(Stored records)
= Beginning of Section =

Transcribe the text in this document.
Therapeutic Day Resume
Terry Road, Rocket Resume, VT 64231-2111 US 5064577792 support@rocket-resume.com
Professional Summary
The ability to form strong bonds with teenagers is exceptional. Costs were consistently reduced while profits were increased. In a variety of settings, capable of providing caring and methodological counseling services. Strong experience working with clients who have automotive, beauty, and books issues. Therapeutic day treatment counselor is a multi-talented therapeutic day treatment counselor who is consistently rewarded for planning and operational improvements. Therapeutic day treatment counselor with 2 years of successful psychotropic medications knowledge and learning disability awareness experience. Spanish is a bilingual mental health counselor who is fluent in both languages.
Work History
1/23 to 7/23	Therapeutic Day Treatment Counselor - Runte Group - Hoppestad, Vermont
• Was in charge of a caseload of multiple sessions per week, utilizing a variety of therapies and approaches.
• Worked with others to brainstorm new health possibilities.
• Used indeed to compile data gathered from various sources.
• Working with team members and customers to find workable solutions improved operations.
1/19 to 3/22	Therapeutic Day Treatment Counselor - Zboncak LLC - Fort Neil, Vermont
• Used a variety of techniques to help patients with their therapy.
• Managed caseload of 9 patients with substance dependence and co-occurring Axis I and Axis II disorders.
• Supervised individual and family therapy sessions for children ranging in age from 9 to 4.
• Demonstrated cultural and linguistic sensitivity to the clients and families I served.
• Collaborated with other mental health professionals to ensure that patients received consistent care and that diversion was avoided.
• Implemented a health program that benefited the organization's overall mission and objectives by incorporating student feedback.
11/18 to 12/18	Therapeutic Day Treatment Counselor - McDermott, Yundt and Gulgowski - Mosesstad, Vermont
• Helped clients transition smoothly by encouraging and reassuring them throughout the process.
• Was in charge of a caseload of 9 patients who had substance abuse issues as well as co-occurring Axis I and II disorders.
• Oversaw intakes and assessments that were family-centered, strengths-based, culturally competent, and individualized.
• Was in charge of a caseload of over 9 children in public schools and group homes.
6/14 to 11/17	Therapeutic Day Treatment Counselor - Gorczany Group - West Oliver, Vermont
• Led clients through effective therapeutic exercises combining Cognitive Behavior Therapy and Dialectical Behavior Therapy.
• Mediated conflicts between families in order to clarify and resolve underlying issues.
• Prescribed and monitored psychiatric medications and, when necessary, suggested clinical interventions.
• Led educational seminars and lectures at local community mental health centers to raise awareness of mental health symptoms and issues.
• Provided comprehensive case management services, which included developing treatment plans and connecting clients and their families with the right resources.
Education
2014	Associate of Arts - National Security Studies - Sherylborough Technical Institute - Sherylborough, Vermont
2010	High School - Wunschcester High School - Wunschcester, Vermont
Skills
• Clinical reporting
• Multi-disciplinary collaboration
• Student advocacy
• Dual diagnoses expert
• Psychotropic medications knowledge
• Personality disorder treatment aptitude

= End of Section =

## Task details
Going through the entries above, show each line that contains "were".

## Finished exercise
The ability to form strong bonds with teenagers is exceptional. Costs were consistently reduced while profits were increased. In a variety of settings, capable of providing caring and methodological counseling services. Strong experience working with clients who have automotive, beauty, and books issues. Therapeutic day treatment counselor is a multi-talented therapeutic day treatment counselor who is consistently rewarded for planning and operational improvements. Therapeutic day treatment counselor with 2 years of successful psychotropic medications knowledge and learning disability awareness experience. Spanish is a bilingual mental health counselor who is fluent in both languages.
• Oversaw intakes and assessments that were family-centered, strengths-based, culturally competent, and individualized.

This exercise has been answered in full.